• _Do this_
Read through the data and report every line in which the word "name" occurs.

Rows from a figure dataset:
******

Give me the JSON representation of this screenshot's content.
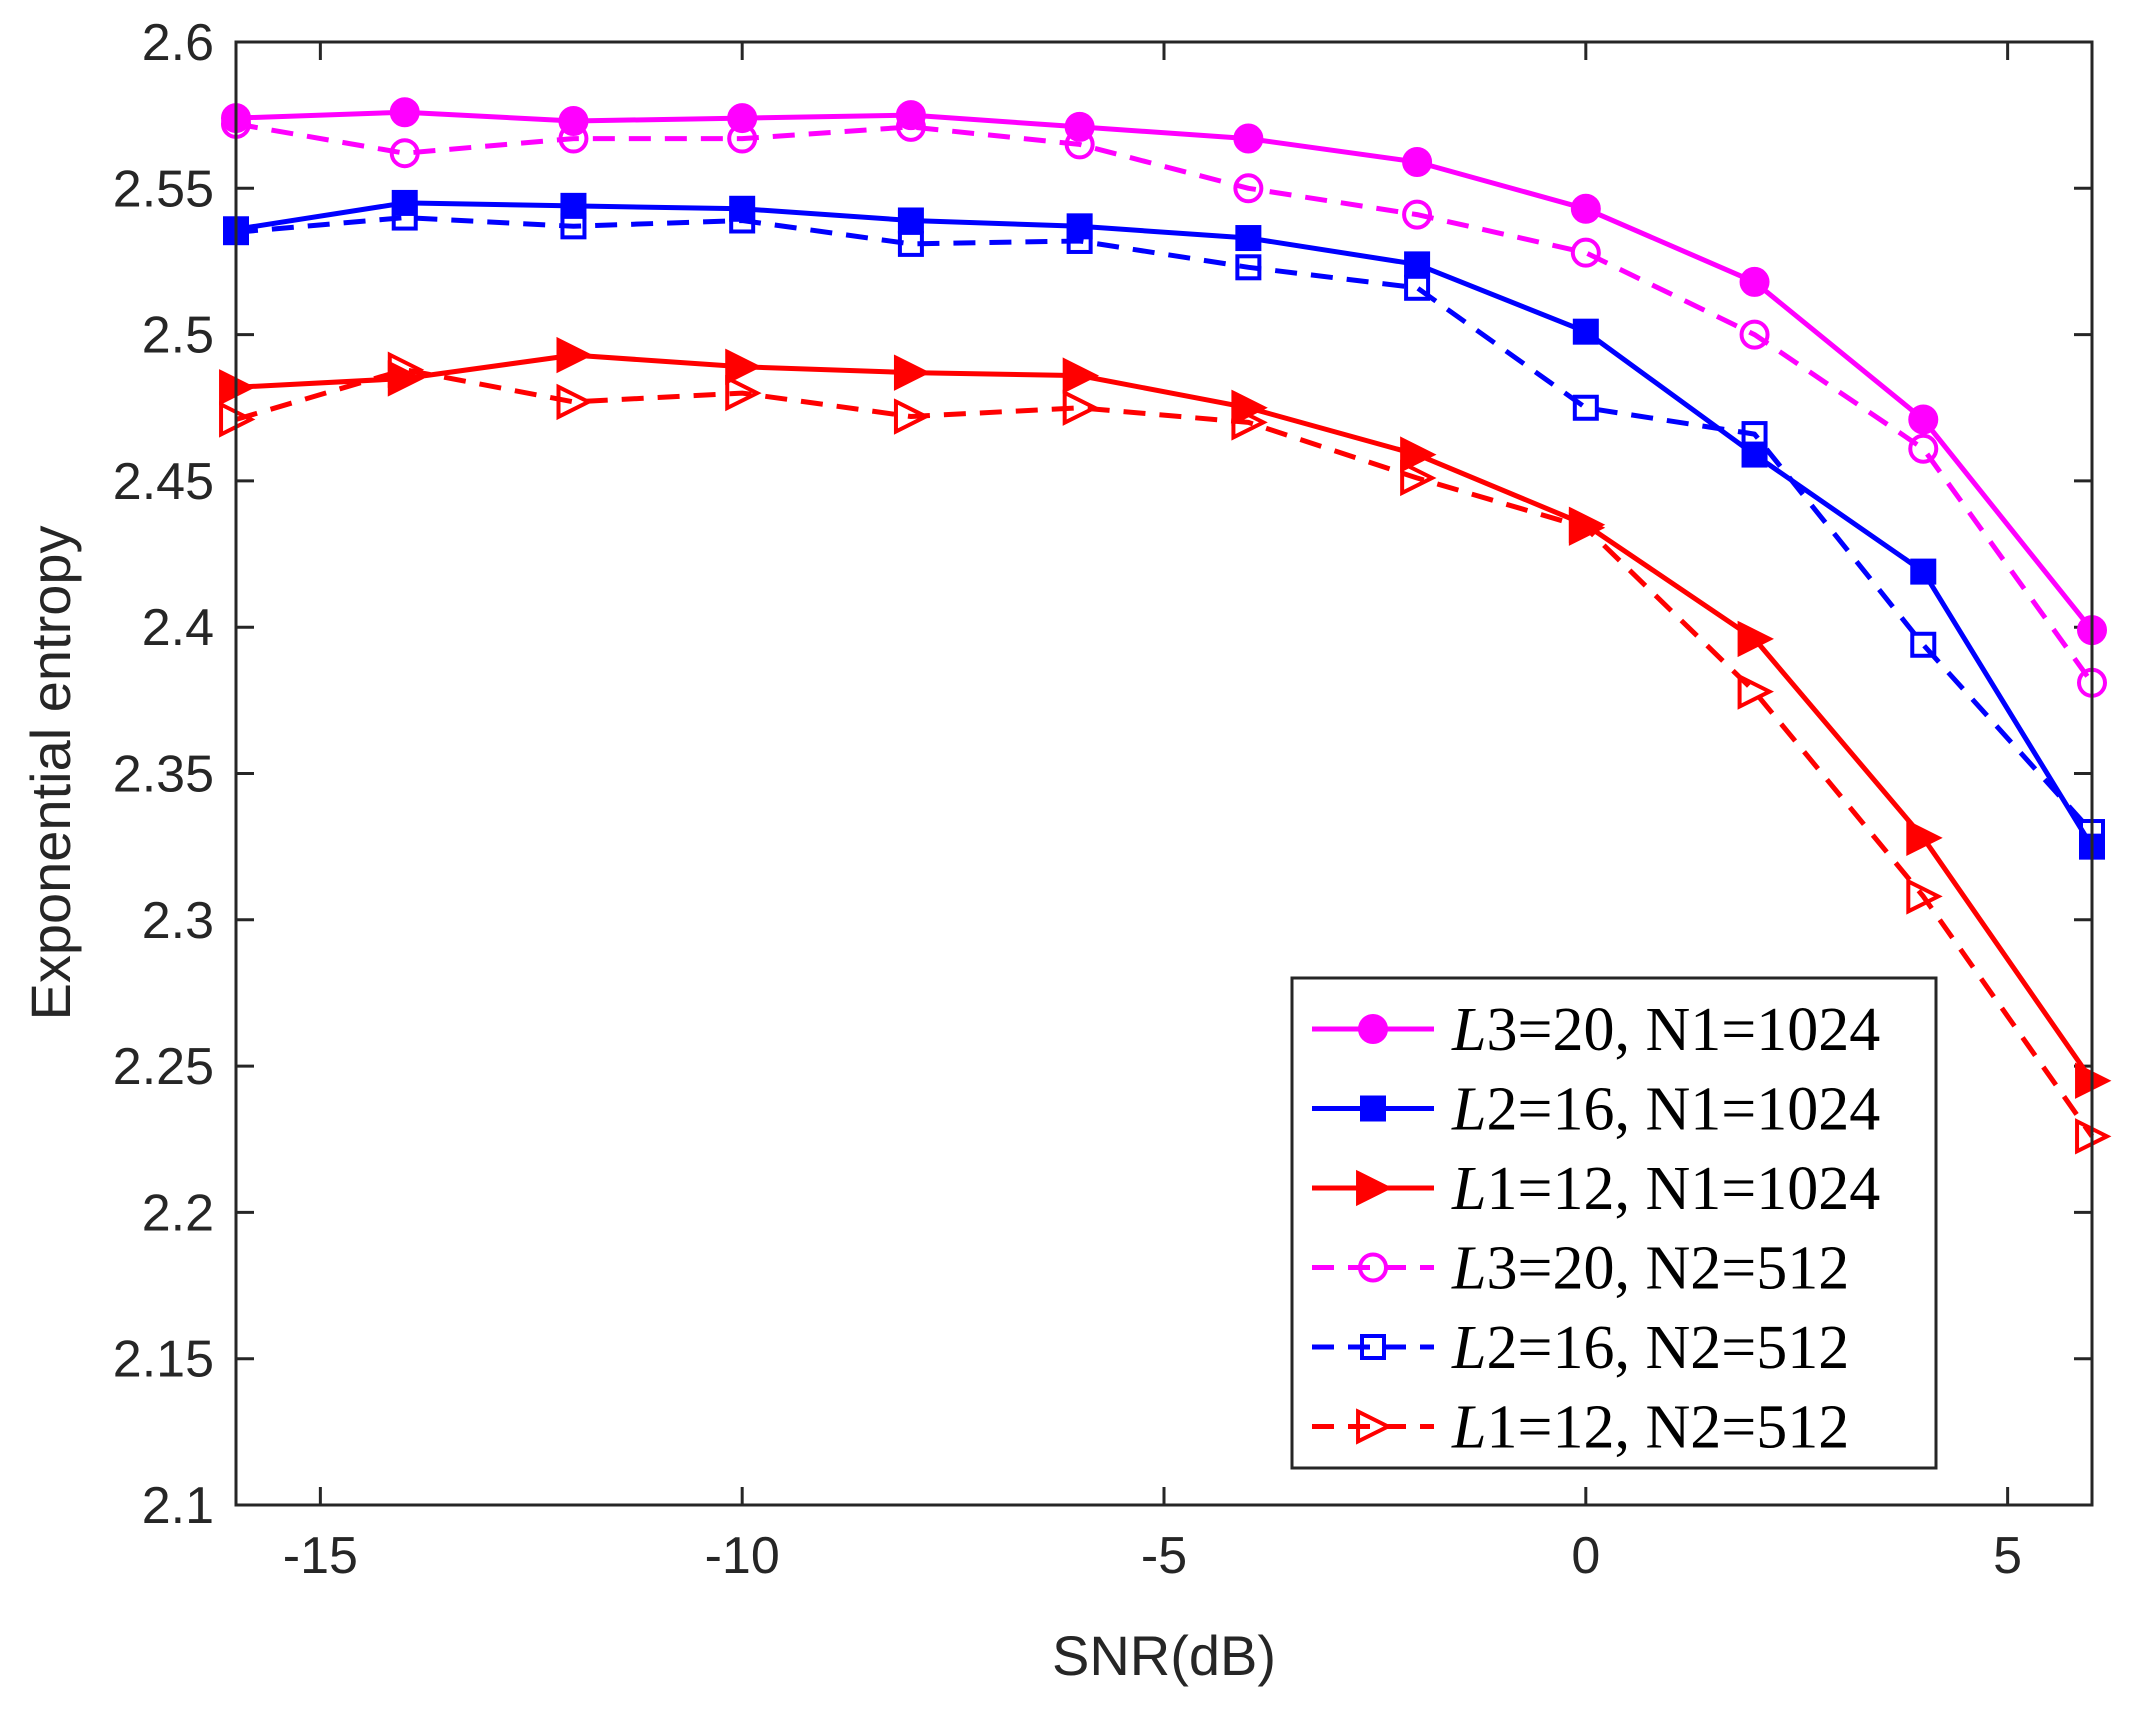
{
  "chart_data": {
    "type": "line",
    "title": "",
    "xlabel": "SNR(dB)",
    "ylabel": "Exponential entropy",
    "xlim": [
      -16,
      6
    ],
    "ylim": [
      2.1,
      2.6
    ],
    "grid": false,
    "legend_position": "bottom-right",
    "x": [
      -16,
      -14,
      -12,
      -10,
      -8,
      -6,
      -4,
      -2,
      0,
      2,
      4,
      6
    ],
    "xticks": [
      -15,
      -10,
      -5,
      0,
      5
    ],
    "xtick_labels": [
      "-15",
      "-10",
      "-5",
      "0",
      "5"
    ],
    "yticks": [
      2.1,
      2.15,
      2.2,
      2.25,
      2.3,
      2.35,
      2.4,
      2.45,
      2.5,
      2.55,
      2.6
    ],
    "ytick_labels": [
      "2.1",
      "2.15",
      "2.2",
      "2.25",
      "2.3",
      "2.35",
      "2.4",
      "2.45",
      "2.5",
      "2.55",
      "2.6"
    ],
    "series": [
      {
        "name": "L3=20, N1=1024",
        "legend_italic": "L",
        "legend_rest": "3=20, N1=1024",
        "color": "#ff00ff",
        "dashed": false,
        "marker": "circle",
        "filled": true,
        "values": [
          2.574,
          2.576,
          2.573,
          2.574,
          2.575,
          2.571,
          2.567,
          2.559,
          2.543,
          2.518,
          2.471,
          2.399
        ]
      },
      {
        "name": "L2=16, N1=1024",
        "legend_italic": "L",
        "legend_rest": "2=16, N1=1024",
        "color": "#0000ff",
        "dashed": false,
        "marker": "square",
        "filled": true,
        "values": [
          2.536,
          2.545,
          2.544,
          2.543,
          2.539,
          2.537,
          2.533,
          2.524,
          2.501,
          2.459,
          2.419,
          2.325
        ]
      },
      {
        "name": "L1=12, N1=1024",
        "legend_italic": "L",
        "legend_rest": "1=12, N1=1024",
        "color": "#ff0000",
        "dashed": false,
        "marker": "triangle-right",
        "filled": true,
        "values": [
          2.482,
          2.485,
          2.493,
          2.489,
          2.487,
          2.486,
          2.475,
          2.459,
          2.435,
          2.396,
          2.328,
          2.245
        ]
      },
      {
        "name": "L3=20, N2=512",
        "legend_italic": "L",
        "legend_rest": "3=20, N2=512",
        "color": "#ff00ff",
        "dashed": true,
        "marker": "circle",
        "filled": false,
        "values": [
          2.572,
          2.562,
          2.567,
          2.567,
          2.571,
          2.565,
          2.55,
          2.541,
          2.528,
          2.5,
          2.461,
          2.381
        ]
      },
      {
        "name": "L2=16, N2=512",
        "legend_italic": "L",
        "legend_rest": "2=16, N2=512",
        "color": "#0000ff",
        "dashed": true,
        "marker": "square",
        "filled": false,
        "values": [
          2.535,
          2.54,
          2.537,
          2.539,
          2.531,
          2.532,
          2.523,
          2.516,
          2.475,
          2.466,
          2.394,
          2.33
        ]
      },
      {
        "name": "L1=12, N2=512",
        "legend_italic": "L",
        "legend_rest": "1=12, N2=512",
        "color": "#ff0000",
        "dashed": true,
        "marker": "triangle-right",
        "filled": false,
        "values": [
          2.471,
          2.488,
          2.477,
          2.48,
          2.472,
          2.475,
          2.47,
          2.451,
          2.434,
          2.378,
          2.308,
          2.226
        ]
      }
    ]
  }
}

******

• _Full solution_
        "name": "L3=20, N1=1024",
        "name": "L2=16, N1=1024",
        "name": "L1=12, N1=1024",
        "name": "L3=20, N2=512",
        "name": "L2=16, N2=512",
        "name": "L1=12, N2=512",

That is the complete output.